* Extracted records:
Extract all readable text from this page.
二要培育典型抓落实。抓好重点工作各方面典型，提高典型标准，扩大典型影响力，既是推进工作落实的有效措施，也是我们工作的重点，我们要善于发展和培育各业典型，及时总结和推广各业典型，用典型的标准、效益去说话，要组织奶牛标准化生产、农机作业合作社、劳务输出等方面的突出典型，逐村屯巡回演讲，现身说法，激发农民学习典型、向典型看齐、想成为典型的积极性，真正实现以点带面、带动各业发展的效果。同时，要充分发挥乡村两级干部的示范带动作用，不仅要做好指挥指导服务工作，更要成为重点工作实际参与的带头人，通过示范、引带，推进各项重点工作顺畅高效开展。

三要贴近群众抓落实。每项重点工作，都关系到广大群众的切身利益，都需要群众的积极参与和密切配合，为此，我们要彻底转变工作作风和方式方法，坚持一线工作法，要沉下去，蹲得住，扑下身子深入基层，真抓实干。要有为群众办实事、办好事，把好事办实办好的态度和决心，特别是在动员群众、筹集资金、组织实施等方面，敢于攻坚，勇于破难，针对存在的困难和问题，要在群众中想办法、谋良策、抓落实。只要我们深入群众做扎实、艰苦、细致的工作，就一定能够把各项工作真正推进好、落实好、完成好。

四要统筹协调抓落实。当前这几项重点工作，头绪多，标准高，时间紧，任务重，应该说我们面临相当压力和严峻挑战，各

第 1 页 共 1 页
---
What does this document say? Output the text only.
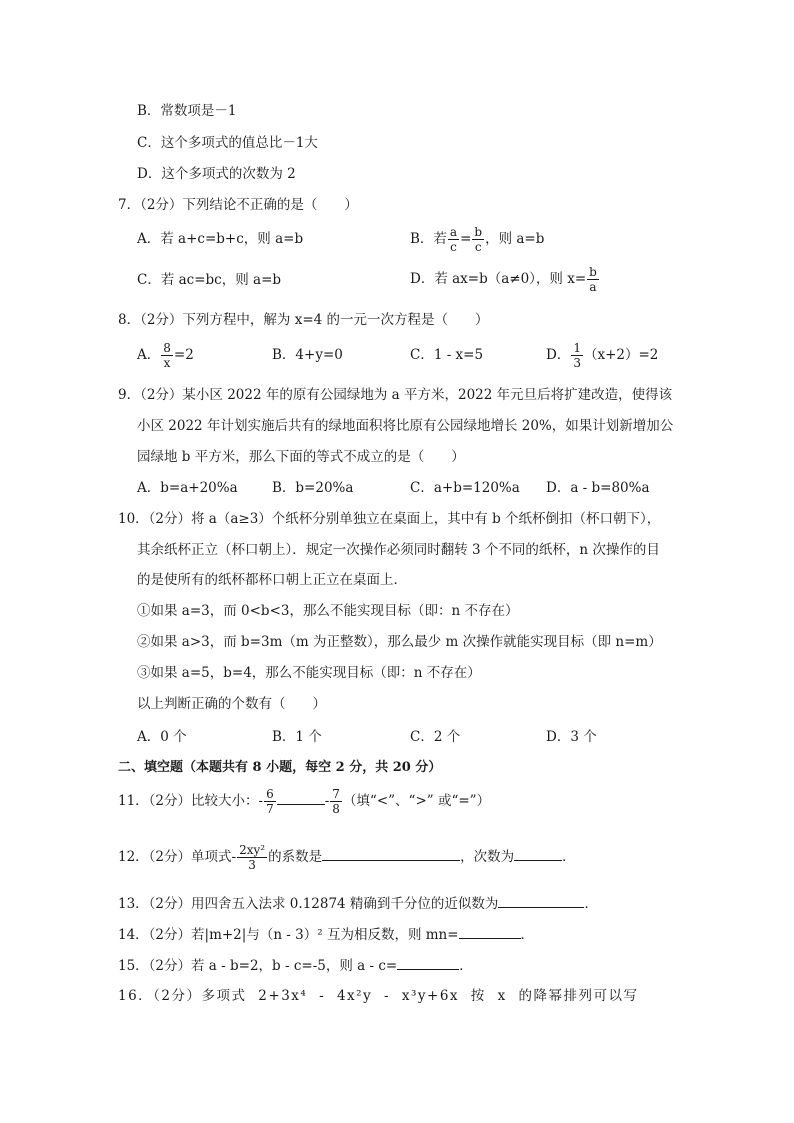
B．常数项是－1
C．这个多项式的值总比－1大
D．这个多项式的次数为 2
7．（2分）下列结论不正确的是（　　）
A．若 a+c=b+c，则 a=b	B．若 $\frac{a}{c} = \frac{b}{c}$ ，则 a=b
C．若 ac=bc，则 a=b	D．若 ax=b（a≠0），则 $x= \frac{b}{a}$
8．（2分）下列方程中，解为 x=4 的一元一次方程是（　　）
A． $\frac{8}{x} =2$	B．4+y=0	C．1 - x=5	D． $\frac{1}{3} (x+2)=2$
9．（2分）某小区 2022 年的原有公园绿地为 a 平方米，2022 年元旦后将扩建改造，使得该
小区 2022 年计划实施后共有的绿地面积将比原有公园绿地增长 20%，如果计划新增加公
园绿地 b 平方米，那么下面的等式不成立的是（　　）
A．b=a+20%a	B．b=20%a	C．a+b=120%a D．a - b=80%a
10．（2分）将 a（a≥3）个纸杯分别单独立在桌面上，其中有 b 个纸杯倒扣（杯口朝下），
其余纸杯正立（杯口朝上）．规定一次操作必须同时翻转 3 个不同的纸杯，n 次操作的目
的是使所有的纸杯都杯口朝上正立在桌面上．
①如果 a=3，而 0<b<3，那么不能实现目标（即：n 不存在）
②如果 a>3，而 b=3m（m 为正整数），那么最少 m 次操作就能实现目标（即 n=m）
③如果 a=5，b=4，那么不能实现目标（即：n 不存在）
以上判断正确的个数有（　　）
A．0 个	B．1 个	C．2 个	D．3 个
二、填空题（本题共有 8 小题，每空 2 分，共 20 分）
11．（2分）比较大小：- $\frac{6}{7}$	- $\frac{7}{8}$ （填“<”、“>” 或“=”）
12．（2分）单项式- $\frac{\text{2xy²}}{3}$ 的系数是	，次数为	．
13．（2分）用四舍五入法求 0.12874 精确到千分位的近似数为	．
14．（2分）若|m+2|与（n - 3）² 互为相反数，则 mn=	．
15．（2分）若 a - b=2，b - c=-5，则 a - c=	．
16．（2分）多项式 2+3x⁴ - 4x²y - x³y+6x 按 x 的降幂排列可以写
--
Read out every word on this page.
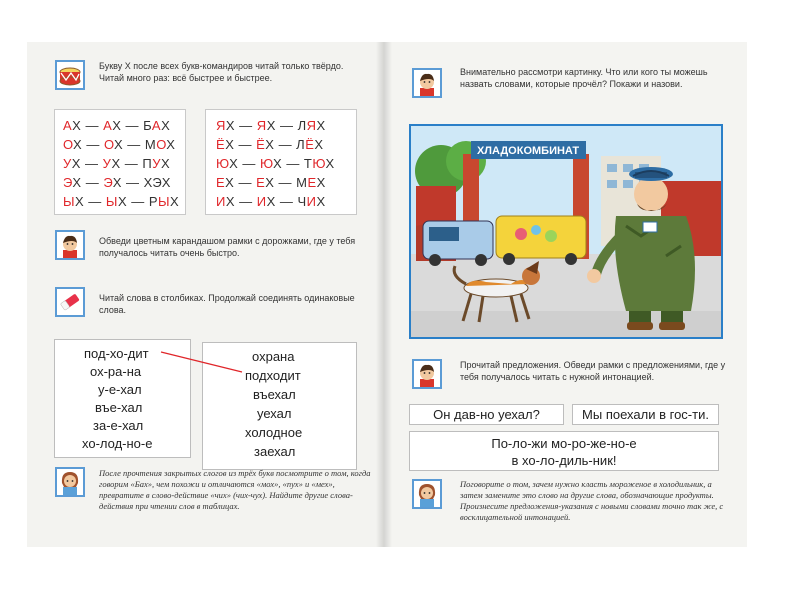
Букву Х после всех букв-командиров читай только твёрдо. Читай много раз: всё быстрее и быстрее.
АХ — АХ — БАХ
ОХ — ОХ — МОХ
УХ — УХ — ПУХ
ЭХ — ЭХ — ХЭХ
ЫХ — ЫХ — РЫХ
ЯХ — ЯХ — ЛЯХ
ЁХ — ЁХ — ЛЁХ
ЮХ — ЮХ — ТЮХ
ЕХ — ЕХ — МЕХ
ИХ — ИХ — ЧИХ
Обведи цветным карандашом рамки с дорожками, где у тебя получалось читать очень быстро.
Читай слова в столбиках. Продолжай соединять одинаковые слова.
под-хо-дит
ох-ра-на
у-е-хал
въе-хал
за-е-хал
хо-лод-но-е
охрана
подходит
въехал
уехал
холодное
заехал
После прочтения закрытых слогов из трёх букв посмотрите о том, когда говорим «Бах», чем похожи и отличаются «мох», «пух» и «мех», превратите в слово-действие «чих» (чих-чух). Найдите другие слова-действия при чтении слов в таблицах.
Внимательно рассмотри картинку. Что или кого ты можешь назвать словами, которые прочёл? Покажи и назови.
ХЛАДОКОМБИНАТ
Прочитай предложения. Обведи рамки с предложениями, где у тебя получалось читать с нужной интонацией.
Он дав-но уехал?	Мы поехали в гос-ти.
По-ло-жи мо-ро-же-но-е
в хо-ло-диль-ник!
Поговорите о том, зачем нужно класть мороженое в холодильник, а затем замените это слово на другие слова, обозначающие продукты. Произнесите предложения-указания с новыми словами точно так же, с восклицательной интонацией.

* What to produce:
Write out every line from the entries where "букв" appears.

* Expected output:
Букву Х после всех букв-командиров читай только твёрдо. Читай много раз: всё быстрее и быстрее.
После прочтения закрытых слогов из трёх букв посмотрите о том, когда говорим «Бах», чем похожи и отличаются «мох», «пух» и «мех», превратите в слово-действие «чих» (чих-чух). Найдите другие слова-действия при чтении слов в таблицах.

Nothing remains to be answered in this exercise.